* _Work to do_
Keep only those lines of the records that include the string "title".

>> start Provided data

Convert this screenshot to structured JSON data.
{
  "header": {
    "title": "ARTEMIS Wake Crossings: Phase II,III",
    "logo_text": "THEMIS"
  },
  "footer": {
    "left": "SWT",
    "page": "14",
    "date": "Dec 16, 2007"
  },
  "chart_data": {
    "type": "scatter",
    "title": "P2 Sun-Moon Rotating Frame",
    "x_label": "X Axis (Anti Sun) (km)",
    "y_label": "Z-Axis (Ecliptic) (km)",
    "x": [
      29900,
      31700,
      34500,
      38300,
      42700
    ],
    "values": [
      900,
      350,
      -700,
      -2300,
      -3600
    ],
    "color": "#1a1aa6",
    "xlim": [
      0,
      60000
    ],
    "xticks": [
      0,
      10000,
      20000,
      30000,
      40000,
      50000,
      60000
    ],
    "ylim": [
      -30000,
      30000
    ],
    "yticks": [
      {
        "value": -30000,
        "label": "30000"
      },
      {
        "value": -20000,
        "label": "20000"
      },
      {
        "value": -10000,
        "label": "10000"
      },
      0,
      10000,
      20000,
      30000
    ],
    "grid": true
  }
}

>> end Provided data

* _Reply_
    "title": "ARTEMIS Wake Crossings: Phase II,III",
    "title": "P2 Sun-Moon Rotating Frame",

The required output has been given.